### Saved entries

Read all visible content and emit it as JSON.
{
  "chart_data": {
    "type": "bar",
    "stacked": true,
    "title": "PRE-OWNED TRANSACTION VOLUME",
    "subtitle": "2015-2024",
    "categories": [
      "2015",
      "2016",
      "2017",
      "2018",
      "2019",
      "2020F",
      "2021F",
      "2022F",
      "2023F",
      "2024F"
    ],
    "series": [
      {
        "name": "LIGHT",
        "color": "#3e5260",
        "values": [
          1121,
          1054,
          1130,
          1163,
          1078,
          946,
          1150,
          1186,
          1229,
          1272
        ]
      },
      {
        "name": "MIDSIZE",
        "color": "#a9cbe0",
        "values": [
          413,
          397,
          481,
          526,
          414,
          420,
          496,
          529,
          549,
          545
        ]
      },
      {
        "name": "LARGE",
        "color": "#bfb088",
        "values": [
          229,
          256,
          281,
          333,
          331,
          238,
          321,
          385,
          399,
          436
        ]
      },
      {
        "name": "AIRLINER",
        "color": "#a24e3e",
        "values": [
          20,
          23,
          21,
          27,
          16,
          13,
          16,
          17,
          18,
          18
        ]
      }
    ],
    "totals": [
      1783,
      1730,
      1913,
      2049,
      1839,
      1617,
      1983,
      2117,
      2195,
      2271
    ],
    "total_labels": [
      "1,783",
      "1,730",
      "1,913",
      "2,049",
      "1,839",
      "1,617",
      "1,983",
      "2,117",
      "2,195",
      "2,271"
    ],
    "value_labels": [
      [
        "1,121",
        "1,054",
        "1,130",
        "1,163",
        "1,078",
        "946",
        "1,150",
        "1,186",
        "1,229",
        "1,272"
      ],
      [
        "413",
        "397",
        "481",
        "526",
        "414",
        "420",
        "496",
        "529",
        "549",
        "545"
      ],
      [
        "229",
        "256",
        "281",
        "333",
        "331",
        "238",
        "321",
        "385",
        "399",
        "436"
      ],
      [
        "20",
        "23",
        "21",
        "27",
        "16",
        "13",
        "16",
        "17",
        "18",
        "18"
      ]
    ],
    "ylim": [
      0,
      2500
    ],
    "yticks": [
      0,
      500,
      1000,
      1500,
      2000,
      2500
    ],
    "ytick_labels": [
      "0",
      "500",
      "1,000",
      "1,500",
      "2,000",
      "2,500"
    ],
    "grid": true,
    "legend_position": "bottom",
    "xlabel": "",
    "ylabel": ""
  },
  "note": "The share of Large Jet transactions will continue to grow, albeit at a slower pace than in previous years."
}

### Task prompt
Of the lines in the material, how many hold the word "color"? Reply with the number only.

### Answer to this exercise
4